• Task details: Go through each line of the records below and count those with the word "this"; give only the total.

• Listing:
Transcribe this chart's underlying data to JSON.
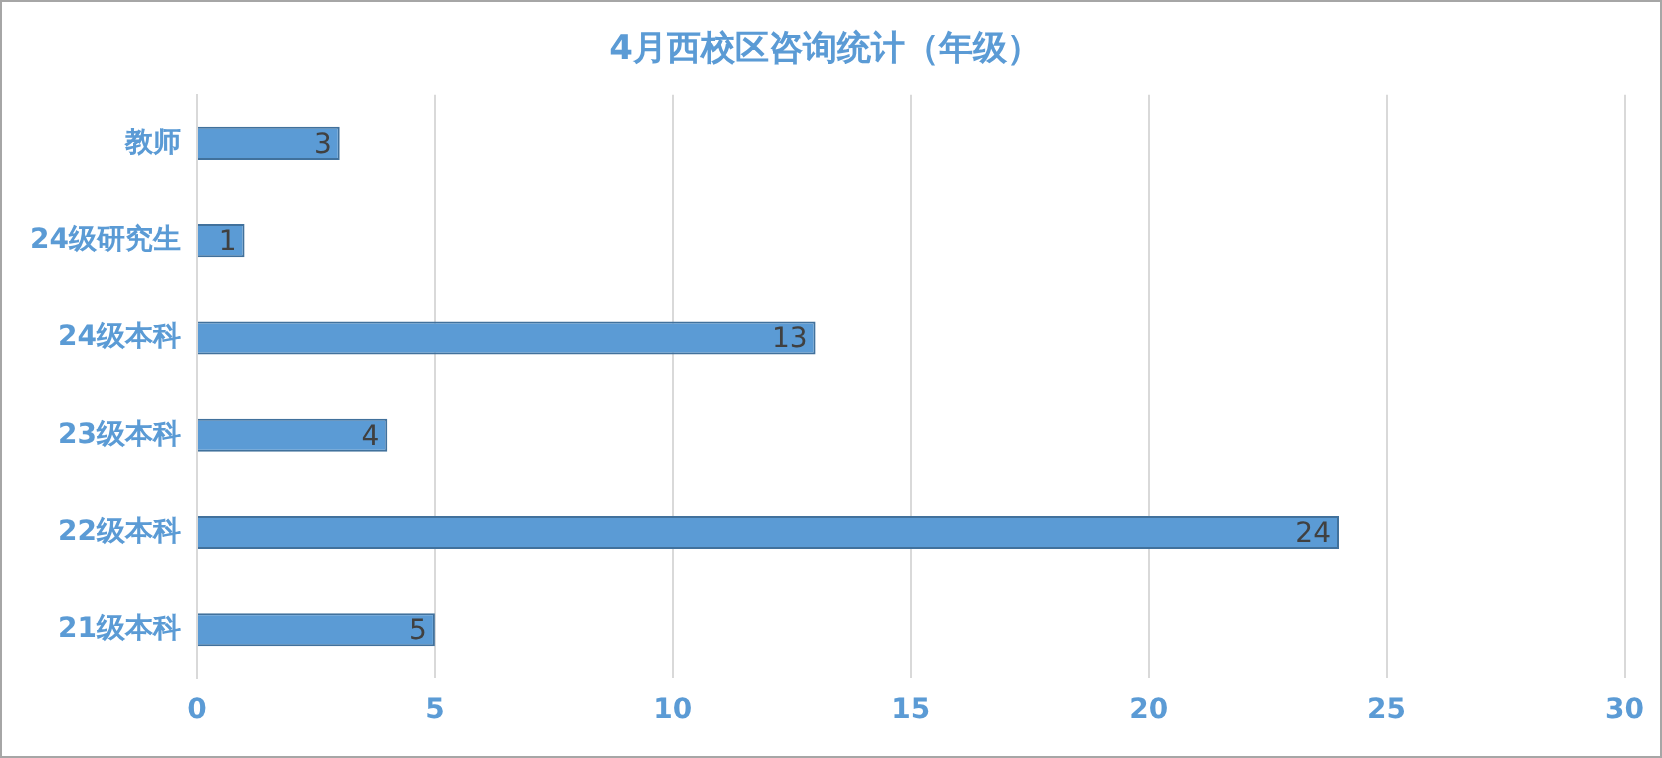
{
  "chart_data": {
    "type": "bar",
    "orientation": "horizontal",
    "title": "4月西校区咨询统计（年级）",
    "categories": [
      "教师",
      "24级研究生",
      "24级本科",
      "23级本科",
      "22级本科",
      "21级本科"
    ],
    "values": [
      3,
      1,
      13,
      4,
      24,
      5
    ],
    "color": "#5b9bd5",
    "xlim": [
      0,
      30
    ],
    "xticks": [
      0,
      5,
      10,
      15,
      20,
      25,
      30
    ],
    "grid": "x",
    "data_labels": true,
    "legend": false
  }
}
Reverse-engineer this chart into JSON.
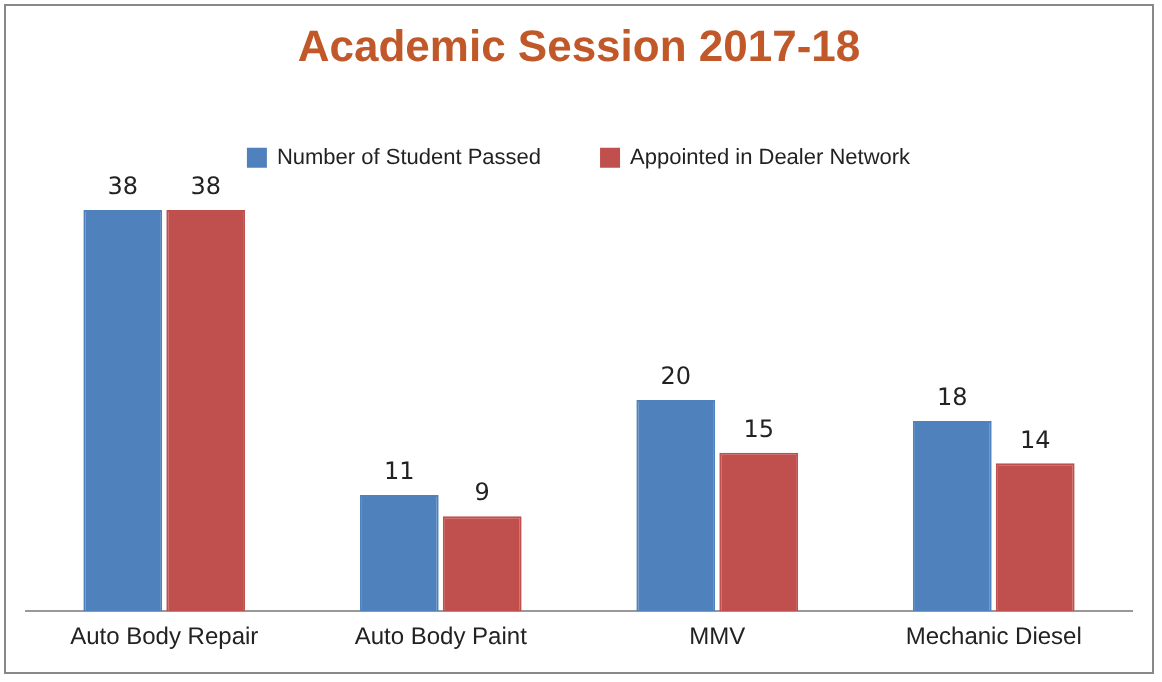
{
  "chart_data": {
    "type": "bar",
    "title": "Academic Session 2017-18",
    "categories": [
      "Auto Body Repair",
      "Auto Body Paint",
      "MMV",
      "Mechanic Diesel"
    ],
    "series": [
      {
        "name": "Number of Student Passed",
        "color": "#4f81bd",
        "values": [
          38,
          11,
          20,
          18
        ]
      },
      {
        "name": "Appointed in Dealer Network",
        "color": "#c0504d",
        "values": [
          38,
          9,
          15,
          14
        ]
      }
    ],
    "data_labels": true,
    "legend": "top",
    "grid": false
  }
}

• Final result: 2